— begin Exercise input —

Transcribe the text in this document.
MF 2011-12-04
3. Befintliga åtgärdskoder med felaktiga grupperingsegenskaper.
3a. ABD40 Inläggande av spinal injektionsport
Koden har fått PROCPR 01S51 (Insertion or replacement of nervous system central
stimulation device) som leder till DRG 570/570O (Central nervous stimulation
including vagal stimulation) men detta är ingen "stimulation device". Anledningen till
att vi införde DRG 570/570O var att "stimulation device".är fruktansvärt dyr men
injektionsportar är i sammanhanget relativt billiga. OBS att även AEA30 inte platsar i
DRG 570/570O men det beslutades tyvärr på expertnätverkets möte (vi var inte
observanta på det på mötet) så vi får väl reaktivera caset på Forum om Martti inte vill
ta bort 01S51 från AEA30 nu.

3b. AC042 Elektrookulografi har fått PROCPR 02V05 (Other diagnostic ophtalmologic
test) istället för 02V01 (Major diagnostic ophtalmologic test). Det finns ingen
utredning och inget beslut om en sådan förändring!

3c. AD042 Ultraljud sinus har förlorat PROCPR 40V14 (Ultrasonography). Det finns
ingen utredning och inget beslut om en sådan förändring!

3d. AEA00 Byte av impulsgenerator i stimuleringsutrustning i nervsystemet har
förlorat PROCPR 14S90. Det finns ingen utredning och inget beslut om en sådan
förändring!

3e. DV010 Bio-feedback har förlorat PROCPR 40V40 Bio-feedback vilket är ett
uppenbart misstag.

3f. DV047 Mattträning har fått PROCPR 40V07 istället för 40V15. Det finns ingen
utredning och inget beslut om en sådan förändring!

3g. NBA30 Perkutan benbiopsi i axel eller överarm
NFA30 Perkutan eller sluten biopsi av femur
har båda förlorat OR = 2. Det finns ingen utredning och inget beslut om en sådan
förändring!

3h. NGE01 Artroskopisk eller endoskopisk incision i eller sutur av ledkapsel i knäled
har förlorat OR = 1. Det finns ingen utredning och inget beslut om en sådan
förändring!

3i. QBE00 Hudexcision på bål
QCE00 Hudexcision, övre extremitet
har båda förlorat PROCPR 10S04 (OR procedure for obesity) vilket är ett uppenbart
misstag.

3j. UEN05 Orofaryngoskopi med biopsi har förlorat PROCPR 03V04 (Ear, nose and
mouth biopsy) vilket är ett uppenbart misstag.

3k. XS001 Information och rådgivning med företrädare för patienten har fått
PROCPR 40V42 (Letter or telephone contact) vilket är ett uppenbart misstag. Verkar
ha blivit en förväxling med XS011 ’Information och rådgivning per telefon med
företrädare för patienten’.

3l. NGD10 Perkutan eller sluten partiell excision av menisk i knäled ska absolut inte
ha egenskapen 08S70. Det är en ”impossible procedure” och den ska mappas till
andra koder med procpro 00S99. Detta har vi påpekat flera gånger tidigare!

— end Exercise input —

## Your goal
Report how many lines of the data contain the word "företrädare", using the number alone.

## Written reply
2